Record list:
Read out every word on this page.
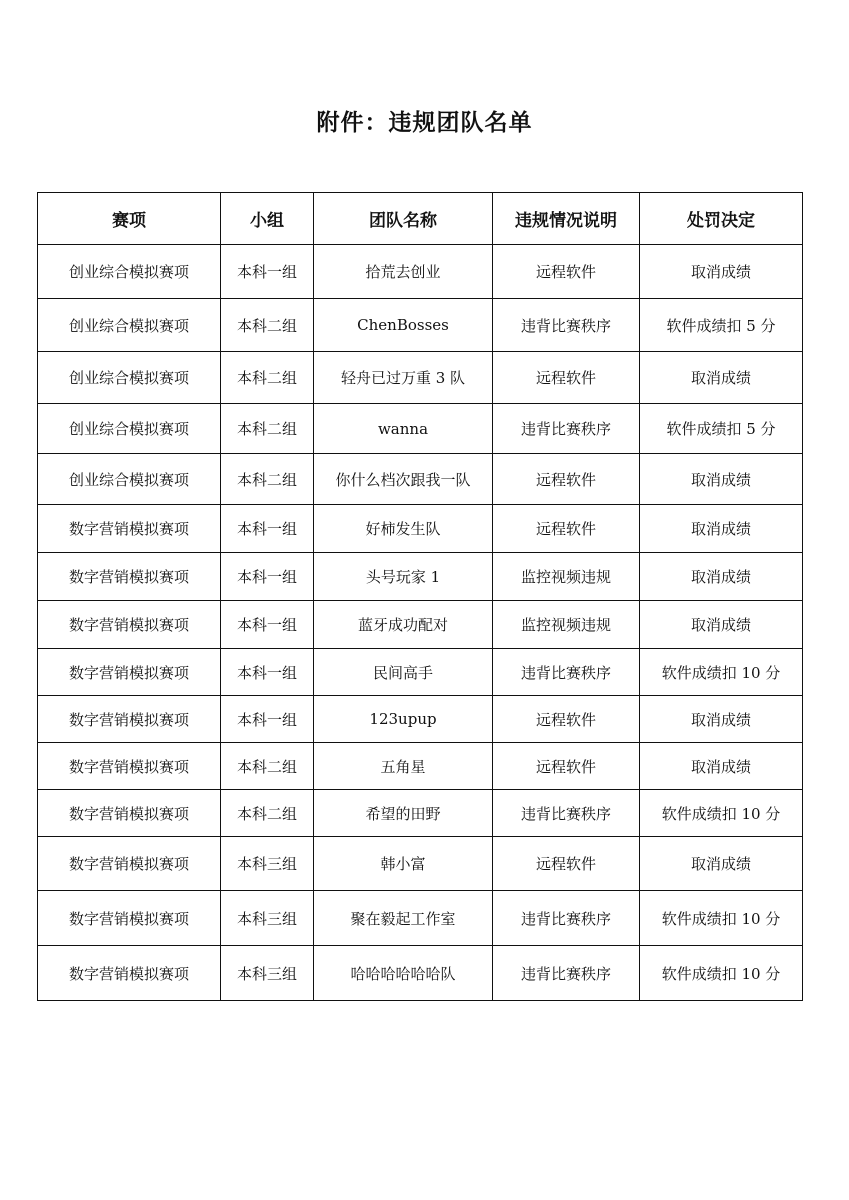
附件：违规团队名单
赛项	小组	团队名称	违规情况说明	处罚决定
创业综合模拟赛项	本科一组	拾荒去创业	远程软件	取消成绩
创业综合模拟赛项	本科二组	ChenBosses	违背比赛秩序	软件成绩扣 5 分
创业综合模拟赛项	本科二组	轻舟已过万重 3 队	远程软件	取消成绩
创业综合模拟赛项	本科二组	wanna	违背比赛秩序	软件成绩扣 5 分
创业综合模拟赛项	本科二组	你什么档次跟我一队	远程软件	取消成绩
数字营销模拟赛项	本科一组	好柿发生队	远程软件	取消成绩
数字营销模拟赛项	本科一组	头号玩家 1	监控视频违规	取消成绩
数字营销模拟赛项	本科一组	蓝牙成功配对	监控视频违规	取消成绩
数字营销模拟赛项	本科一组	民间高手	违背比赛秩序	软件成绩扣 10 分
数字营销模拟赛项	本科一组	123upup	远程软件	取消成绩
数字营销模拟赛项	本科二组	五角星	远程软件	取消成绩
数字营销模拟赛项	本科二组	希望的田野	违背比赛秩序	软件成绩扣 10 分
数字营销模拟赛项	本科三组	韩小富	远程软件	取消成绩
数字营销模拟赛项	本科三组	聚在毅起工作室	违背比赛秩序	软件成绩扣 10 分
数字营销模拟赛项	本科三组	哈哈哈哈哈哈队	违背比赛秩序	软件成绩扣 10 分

Direction: In the material above, find the lines that contain "本科二组" and show them.

Solved exercise:
创业综合模拟赛项	本科二组	ChenBosses	违背比赛秩序	软件成绩扣 5 分
创业综合模拟赛项	本科二组	轻舟已过万重 3 队	远程软件	取消成绩
创业综合模拟赛项	本科二组	wanna	违背比赛秩序	软件成绩扣 5 分
创业综合模拟赛项	本科二组	你什么档次跟我一队	远程软件	取消成绩
数字营销模拟赛项	本科二组	五角星	远程软件	取消成绩
数字营销模拟赛项	本科二组	希望的田野	违背比赛秩序	软件成绩扣 10 分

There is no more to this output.